**Written request:** Find the word "BERRIZ" in the data. Return every line where it appears.
=====
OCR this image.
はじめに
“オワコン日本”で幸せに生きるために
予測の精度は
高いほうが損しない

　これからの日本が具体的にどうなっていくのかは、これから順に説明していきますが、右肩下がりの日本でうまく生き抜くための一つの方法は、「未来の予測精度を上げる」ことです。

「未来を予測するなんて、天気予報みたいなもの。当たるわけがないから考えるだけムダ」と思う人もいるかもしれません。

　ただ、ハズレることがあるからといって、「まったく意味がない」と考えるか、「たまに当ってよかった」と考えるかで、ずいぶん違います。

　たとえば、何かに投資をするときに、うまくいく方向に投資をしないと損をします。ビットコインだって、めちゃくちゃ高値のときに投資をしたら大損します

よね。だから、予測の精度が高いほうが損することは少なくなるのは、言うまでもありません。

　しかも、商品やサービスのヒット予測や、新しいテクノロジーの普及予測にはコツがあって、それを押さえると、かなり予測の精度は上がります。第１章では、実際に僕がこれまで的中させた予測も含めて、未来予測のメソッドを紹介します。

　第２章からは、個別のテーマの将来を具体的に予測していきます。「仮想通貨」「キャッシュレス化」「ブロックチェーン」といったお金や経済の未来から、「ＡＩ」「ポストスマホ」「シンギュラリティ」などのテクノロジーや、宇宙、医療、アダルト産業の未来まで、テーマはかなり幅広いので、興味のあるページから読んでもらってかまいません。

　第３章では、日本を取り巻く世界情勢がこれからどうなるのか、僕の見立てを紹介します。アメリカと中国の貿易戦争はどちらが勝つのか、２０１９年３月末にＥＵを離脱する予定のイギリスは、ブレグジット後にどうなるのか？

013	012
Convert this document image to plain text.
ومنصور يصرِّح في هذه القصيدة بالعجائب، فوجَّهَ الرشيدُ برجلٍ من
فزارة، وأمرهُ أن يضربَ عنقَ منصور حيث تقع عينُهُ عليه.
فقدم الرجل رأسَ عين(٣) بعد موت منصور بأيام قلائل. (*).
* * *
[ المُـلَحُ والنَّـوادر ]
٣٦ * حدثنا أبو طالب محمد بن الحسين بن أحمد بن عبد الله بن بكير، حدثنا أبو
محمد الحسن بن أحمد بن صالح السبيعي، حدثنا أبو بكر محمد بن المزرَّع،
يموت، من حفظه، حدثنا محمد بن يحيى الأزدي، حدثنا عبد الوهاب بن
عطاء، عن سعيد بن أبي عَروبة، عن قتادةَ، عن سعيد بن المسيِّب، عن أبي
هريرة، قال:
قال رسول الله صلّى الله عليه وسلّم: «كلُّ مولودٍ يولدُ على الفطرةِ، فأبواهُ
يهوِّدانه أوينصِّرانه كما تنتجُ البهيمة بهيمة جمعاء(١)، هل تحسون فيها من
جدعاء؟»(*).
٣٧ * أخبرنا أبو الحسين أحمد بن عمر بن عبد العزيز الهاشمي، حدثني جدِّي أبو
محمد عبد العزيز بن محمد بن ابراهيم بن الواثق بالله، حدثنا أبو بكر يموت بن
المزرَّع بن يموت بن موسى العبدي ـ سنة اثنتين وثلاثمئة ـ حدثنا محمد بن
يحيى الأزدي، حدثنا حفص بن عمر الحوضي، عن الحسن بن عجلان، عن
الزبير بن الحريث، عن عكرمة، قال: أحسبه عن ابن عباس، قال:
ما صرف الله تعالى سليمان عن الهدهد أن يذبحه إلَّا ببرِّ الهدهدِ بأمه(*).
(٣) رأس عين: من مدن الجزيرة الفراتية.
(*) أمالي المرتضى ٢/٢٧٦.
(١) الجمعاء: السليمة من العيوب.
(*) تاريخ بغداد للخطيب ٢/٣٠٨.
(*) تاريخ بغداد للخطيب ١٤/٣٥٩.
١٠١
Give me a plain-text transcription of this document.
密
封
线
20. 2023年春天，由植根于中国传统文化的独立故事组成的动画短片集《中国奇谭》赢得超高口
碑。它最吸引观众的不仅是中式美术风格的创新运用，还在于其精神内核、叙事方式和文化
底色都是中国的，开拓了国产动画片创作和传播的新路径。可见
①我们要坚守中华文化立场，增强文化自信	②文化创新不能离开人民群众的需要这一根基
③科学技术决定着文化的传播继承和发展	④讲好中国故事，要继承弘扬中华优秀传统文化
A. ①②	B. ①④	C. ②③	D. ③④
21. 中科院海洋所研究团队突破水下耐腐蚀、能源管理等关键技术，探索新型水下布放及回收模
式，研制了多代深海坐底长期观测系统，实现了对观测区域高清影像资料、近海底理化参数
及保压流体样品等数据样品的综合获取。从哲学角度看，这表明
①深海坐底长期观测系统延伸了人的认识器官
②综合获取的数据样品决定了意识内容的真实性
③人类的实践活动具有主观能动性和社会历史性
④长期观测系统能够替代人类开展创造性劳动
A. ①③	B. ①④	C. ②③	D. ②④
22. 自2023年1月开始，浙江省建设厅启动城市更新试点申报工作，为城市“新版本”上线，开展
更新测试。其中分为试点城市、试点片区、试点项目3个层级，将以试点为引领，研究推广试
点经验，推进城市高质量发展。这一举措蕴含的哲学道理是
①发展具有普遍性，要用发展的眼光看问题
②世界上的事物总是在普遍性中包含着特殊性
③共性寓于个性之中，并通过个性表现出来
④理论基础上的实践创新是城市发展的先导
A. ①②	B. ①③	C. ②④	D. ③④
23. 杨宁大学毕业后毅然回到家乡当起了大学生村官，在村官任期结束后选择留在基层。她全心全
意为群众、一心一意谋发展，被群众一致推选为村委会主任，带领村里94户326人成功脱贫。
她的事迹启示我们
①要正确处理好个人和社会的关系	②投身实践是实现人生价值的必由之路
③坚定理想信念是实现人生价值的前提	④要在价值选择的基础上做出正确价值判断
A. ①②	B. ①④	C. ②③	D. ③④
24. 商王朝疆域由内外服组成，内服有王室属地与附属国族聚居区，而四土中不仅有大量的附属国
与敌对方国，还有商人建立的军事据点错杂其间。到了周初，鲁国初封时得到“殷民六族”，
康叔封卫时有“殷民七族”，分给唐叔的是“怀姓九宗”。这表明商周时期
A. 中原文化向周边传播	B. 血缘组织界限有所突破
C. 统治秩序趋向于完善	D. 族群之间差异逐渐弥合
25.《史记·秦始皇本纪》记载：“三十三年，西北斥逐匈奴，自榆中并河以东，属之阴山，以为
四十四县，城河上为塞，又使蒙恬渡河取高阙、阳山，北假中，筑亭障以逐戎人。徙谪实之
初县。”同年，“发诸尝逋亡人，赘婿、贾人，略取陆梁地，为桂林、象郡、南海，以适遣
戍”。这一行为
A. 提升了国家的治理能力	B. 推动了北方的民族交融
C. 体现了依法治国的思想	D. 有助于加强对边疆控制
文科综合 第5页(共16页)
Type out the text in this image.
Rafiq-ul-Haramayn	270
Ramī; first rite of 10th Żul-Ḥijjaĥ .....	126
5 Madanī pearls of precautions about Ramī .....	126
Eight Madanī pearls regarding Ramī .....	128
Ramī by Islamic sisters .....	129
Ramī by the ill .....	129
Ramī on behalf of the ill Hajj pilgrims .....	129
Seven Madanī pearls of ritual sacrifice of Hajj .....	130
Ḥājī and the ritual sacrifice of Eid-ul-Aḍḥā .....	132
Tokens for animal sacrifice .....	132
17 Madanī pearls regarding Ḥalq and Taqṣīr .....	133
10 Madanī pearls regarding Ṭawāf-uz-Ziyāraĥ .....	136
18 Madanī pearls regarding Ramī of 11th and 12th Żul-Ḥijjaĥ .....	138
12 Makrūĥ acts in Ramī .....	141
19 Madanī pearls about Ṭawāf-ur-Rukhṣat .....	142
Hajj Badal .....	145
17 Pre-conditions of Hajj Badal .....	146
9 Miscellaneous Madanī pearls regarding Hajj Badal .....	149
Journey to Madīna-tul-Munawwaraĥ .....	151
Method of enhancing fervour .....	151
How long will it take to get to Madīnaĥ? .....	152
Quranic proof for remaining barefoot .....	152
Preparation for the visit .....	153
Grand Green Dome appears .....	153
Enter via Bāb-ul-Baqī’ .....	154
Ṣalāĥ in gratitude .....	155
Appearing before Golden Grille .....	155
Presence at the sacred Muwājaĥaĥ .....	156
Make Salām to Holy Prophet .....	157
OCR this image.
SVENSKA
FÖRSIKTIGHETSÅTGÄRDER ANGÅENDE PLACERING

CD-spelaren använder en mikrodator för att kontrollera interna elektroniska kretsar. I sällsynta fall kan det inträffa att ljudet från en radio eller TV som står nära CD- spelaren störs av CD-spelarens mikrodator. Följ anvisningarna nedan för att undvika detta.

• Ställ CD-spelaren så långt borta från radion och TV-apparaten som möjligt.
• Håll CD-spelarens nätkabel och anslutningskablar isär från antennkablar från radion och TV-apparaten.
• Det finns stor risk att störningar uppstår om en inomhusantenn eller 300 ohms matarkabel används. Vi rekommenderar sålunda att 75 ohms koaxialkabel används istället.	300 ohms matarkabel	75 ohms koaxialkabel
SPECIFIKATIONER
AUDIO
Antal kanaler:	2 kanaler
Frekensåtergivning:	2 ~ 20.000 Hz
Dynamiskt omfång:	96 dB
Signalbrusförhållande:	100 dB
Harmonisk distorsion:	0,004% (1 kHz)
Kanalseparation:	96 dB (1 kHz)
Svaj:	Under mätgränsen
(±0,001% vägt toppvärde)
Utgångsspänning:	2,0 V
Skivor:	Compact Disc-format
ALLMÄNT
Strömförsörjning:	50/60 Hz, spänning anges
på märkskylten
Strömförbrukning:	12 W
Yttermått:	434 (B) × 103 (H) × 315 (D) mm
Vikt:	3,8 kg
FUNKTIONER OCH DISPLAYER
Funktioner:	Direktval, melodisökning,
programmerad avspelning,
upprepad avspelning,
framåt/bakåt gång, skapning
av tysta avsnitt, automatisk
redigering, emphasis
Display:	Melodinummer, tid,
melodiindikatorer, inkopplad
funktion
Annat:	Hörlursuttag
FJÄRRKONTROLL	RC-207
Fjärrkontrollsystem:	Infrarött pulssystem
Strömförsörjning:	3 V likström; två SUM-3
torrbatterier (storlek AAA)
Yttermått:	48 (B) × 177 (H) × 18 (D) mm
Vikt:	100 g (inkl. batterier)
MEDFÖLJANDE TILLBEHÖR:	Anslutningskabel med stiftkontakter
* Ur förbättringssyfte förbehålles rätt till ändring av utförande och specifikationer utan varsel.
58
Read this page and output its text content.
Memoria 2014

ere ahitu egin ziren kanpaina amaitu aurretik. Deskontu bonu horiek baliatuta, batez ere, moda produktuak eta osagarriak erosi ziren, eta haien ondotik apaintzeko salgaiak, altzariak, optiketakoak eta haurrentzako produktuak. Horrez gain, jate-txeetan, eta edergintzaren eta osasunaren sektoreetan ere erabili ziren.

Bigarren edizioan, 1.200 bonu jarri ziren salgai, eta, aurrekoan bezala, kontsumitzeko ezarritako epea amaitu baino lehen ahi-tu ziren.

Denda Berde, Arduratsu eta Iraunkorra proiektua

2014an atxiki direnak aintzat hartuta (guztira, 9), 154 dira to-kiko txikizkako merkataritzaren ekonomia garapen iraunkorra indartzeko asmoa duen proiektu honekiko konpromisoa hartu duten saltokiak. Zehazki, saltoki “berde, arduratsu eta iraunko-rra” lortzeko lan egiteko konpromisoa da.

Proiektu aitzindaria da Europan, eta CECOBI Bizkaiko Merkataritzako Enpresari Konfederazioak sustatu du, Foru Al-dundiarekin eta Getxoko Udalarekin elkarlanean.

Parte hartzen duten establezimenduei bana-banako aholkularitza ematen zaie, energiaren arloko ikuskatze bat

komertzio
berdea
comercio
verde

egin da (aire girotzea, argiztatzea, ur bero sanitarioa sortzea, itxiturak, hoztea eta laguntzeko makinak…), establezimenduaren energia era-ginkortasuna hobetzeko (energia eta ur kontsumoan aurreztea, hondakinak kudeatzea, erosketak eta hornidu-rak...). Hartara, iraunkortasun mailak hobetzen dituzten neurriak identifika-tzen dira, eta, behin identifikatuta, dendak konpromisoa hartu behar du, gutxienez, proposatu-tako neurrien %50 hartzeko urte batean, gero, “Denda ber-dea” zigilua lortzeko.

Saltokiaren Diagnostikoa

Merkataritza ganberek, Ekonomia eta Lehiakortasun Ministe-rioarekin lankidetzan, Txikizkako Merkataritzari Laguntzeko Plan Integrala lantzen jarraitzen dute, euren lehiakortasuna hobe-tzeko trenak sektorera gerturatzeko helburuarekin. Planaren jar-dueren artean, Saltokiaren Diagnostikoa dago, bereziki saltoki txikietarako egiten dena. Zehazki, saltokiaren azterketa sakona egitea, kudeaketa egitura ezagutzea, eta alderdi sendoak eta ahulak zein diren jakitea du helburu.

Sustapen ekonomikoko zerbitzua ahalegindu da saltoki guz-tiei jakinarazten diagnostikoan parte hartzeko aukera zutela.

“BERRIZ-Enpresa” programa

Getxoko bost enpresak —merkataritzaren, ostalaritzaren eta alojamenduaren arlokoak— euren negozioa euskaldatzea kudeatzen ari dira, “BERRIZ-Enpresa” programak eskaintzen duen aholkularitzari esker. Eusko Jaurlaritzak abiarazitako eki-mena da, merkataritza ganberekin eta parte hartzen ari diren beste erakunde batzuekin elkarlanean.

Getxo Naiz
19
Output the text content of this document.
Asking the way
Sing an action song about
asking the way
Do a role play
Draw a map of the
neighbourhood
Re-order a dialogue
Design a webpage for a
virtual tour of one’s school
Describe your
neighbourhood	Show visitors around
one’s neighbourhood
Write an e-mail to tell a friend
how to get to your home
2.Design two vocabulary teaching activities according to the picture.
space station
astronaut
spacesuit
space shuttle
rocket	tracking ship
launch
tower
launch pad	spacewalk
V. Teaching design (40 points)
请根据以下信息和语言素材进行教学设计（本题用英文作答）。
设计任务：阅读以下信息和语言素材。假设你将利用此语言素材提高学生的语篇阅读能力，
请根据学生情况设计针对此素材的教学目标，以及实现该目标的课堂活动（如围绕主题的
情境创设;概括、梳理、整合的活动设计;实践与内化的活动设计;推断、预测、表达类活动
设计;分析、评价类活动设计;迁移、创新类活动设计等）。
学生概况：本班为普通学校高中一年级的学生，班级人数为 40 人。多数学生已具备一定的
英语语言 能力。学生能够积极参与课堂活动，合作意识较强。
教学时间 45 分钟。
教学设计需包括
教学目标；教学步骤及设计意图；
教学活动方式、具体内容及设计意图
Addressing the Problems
=====
**Output for this exercise:**
“BERRIZ-Enpresa” programa
Getxoko bost enpresak —merkataritzaren, ostalaritzaren eta alojamenduaren arlokoak— euren negozioa euskaldatzea kudeatzen ari dira, “BERRIZ-Enpresa” programak eskaintzen duen aholkularitzari esker. Eusko Jaurlaritzak abiarazitako eki-mena da, merkataritza ganberekin eta parte hartzen ari diren beste erakunde batzuekin elkarlanean.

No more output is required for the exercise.